## BEGIN

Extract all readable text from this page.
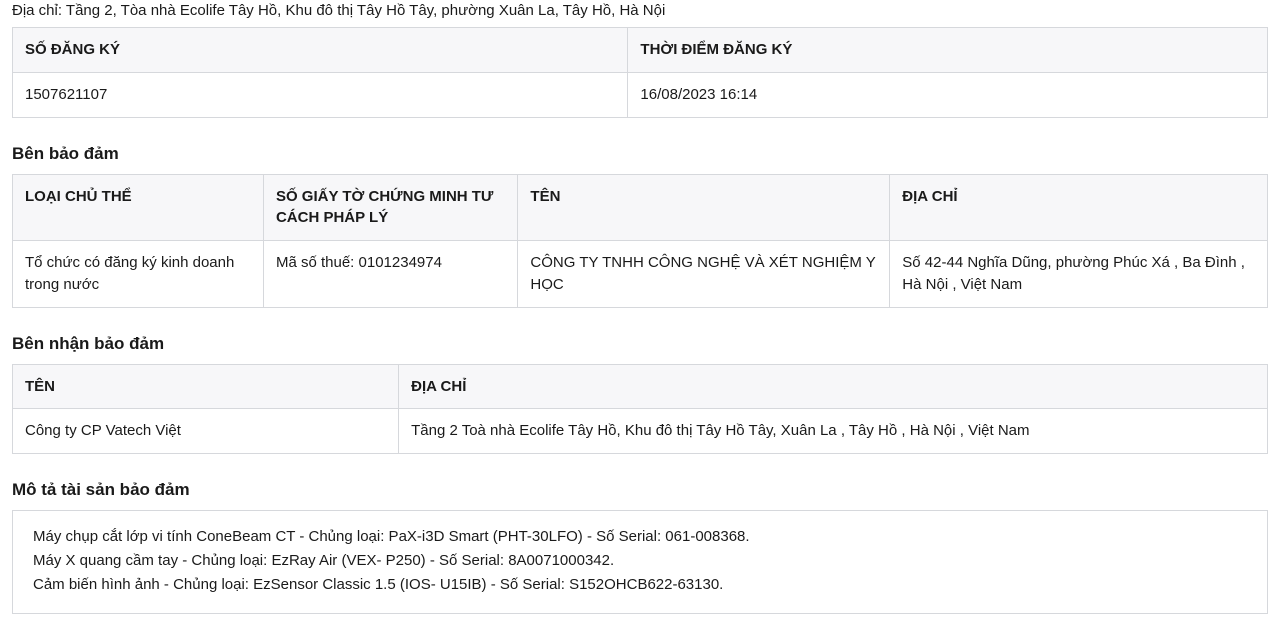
Địa chỉ: Tầng 2, Tòa nhà Ecolife Tây Hồ, Khu đô thị Tây Hồ Tây, phường Xuân La, Tây Hồ, Hà Nội
SỐ ĐĂNG KÝ	THỜI ĐIỂM ĐĂNG KÝ
1507621107	16/08/2023 16:14
Bên bảo đảm
LOẠI CHỦ THỂ	SỐ GIẤY TỜ CHỨNG MINH TƯ CÁCH PHÁP LÝ	TÊN	ĐỊA CHỈ
Tổ chức có đăng ký kinh doanh trong nước	Mã số thuế: 0101234974	CÔNG TY TNHH CÔNG NGHỆ VÀ XÉT NGHIỆM Y HỌC	Số 42-44 Nghĩa Dũng, phường Phúc Xá , Ba Đình , Hà Nội , Việt Nam
Bên nhận bảo đảm
TÊN	ĐỊA CHỈ
Công ty CP Vatech Việt	Tầng 2 Toà nhà Ecolife Tây Hồ, Khu đô thị Tây Hồ Tây, Xuân La , Tây Hồ , Hà Nội , Việt Nam
Mô tả tài sản bảo đảm
Máy chụp cắt lớp vi tính ConeBeam CT - Chủng loại: PaX-i3D Smart (PHT-30LFO) - Số Serial: 061-008368.
Máy X quang cầm tay - Chủng loại: EzRay Air (VEX- P250) - Số Serial: 8A0071000342.
Cảm biến hình ảnh - Chủng loại: EzSensor Classic 1.5 (IOS- U15IB) - Số Serial: S152OHCB622-63130.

## END

What you have to do:
From the listing above, return each line with the word "Xuân".

Solution for this task:
Địa chỉ: Tầng 2, Tòa nhà Ecolife Tây Hồ, Khu đô thị Tây Hồ Tây, phường Xuân La, Tây Hồ, Hà Nội
Công ty CP Vatech Việt	Tầng 2 Toà nhà Ecolife Tây Hồ, Khu đô thị Tây Hồ Tây, Xuân La , Tây Hồ , Hà Nội , Việt Nam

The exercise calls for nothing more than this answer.